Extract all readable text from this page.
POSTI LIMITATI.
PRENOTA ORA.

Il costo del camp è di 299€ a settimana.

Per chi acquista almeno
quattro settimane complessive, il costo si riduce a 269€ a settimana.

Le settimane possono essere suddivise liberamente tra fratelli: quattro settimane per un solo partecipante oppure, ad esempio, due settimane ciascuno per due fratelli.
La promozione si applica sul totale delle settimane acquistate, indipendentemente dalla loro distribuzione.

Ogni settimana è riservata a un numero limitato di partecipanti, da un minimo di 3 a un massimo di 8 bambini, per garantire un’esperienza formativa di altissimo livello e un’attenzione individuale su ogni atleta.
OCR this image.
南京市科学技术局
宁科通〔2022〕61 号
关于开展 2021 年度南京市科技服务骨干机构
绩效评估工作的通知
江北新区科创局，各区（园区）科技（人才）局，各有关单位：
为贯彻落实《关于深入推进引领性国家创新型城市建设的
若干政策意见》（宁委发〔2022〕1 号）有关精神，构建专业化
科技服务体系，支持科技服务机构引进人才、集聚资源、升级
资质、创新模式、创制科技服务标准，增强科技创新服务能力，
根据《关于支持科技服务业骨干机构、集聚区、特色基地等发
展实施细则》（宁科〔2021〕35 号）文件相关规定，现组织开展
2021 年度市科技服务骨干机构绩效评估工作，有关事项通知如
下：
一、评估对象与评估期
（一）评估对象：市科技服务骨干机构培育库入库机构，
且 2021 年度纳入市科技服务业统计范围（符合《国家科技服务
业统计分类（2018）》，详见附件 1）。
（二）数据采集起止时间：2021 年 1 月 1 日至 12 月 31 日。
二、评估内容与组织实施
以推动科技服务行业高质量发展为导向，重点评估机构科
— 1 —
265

###

WHAT IS REQUIRED -
Please set down the whole listing above without altering a single line.

WRITTEN ANSWER -
Extract all readable text from this page.
POSTI LIMITATI.
PRENOTA ORA.

Il costo del camp è di 299€ a settimana.

Per chi acquista almeno
quattro settimane complessive, il costo si riduce a 269€ a settimana.

Le settimane possono essere suddivise liberamente tra fratelli: quattro settimane per un solo partecipante oppure, ad esempio, due settimane ciascuno per due fratelli.
La promozione si applica sul totale delle settimane acquistate, indipendentemente dalla loro distribuzione.

Ogni settimana è riservata a un numero limitato di partecipanti, da un minimo di 3 a un massimo di 8 bambini, per garantire un’esperienza formativa di altissimo livello e un’attenzione individuale su ogni atleta.
OCR this image.
南京市科学技术局
宁科通〔2022〕61 号
关于开展 2021 年度南京市科技服务骨干机构
绩效评估工作的通知
江北新区科创局，各区（园区）科技（人才）局，各有关单位：
为贯彻落实《关于深入推进引领性国家创新型城市建设的
若干政策意见》（宁委发〔2022〕1 号）有关精神，构建专业化
科技服务体系，支持科技服务机构引进人才、集聚资源、升级
资质、创新模式、创制科技服务标准，增强科技创新服务能力，
根据《关于支持科技服务业骨干机构、集聚区、特色基地等发
展实施细则》（宁科〔2021〕35 号）文件相关规定，现组织开展
2021 年度市科技服务骨干机构绩效评估工作，有关事项通知如
下：
一、评估对象与评估期
（一）评估对象：市科技服务骨干机构培育库入库机构，
且 2021 年度纳入市科技服务业统计范围（符合《国家科技服务
业统计分类（2018）》，详见附件 1）。
（二）数据采集起止时间：2021 年 1 月 1 日至 12 月 31 日。
二、评估内容与组织实施
以推动科技服务行业高质量发展为导向，重点评估机构科
— 1 —
265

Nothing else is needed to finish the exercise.